Exercise: The exercise asks for every line of the data to be reproduced exactly.

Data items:
begin
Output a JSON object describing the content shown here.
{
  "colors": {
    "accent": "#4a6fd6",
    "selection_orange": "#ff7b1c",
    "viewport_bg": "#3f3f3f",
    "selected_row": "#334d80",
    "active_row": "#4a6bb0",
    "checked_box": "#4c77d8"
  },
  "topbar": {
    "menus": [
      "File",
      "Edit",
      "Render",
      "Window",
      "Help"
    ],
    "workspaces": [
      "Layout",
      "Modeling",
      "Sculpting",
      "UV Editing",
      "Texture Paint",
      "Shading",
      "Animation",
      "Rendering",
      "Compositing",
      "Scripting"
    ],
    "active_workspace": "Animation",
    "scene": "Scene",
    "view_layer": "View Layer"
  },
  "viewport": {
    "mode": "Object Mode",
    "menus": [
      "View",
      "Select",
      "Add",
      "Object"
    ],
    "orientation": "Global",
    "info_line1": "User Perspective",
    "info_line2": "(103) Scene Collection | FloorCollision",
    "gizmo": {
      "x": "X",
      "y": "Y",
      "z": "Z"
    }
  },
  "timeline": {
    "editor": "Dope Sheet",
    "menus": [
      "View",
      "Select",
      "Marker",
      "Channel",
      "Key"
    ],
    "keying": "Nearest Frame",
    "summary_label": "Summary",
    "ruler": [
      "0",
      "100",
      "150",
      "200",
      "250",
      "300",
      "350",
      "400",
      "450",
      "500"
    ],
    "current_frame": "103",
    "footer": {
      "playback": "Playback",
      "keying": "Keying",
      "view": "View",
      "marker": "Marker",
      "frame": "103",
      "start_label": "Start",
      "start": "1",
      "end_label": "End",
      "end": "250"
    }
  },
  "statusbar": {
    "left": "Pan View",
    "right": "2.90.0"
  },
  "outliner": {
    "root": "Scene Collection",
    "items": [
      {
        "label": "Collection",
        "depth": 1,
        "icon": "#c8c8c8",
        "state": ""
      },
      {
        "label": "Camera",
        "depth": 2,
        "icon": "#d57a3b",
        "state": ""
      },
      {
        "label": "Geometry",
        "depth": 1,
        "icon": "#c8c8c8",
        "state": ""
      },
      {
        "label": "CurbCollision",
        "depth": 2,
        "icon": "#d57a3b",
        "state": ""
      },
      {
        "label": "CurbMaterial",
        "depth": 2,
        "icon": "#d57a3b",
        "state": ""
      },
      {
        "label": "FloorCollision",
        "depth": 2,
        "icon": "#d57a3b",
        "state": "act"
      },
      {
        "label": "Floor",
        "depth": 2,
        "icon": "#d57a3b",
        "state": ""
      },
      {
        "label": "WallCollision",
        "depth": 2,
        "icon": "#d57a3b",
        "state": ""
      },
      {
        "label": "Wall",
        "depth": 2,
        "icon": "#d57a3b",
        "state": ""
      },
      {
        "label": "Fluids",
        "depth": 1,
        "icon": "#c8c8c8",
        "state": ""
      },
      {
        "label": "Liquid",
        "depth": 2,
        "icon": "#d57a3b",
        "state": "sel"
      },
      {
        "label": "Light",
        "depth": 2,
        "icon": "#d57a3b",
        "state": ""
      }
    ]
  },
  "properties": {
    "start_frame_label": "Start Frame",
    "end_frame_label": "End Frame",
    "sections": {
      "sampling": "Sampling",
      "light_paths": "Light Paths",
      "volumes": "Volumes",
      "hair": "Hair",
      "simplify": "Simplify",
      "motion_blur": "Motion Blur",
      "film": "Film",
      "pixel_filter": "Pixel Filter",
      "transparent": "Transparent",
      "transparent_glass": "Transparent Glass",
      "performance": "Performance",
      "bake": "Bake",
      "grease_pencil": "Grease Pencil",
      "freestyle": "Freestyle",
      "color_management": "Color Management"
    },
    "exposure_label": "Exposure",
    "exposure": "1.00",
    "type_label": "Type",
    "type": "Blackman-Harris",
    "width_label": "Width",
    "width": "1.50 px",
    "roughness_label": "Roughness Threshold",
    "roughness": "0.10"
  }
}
end
Response:
Output a JSON object describing the content shown here.
{
  "colors": {
    "accent": "#4a6fd6",
    "selection_orange": "#ff7b1c",
    "viewport_bg": "#3f3f3f",
    "selected_row": "#334d80",
    "active_row": "#4a6bb0",
    "checked_box": "#4c77d8"
  },
  "topbar": {
    "menus": [
      "File",
      "Edit",
      "Render",
      "Window",
      "Help"
    ],
    "workspaces": [
      "Layout",
      "Modeling",
      "Sculpting",
      "UV Editing",
      "Texture Paint",
      "Shading",
      "Animation",
      "Rendering",
      "Compositing",
      "Scripting"
    ],
    "active_workspace": "Animation",
    "scene": "Scene",
    "view_layer": "View Layer"
  },
  "viewport": {
    "mode": "Object Mode",
    "menus": [
      "View",
      "Select",
      "Add",
      "Object"
    ],
    "orientation": "Global",
    "info_line1": "User Perspective",
    "info_line2": "(103) Scene Collection | FloorCollision",
    "gizmo": {
      "x": "X",
      "y": "Y",
      "z": "Z"
    }
  },
  "timeline": {
    "editor": "Dope Sheet",
    "menus": [
      "View",
      "Select",
      "Marker",
      "Channel",
      "Key"
    ],
    "keying": "Nearest Frame",
    "summary_label": "Summary",
    "ruler": [
      "0",
      "100",
      "150",
      "200",
      "250",
      "300",
      "350",
      "400",
      "450",
      "500"
    ],
    "current_frame": "103",
    "footer": {
      "playback": "Playback",
      "keying": "Keying",
      "view": "View",
      "marker": "Marker",
      "frame": "103",
      "start_label": "Start",
      "start": "1",
      "end_label": "End",
      "end": "250"
    }
  },
  "statusbar": {
    "left": "Pan View",
    "right": "2.90.0"
  },
  "outliner": {
    "root": "Scene Collection",
    "items": [
      {
        "label": "Collection",
        "depth": 1,
        "icon": "#c8c8c8",
        "state": ""
      },
      {
        "label": "Camera",
        "depth": 2,
        "icon": "#d57a3b",
        "state": ""
      },
      {
        "label": "Geometry",
        "depth": 1,
        "icon": "#c8c8c8",
        "state": ""
      },
      {
        "label": "CurbCollision",
        "depth": 2,
        "icon": "#d57a3b",
        "state": ""
      },
      {
        "label": "CurbMaterial",
        "depth": 2,
        "icon": "#d57a3b",
        "state": ""
      },
      {
        "label": "FloorCollision",
        "depth": 2,
        "icon": "#d57a3b",
        "state": "act"
      },
      {
        "label": "Floor",
        "depth": 2,
        "icon": "#d57a3b",
        "state": ""
      },
      {
        "label": "WallCollision",
        "depth": 2,
        "icon": "#d57a3b",
        "state": ""
      },
      {
        "label": "Wall",
        "depth": 2,
        "icon": "#d57a3b",
        "state": ""
      },
      {
        "label": "Fluids",
        "depth": 1,
        "icon": "#c8c8c8",
        "state": ""
      },
      {
        "label": "Liquid",
        "depth": 2,
        "icon": "#d57a3b",
        "state": "sel"
      },
      {
        "label": "Light",
        "depth": 2,
        "icon": "#d57a3b",
        "state": ""
      }
    ]
  },
  "properties": {
    "start_frame_label": "Start Frame",
    "end_frame_label": "End Frame",
    "sections": {
      "sampling": "Sampling",
      "light_paths": "Light Paths",
      "volumes": "Volumes",
      "hair": "Hair",
      "simplify": "Simplify",
      "motion_blur": "Motion Blur",
      "film": "Film",
      "pixel_filter": "Pixel Filter",
      "transparent": "Transparent",
      "transparent_glass": "Transparent Glass",
      "performance": "Performance",
      "bake": "Bake",
      "grease_pencil": "Grease Pencil",
      "freestyle": "Freestyle",
      "color_management": "Color Management"
    },
    "exposure_label": "Exposure",
    "exposure": "1.00",
    "type_label": "Type",
    "type": "Blackman-Harris",
    "width_label": "Width",
    "width": "1.50 px",
    "roughness_label": "Roughness Threshold",
    "roughness": "0.10"
  }
}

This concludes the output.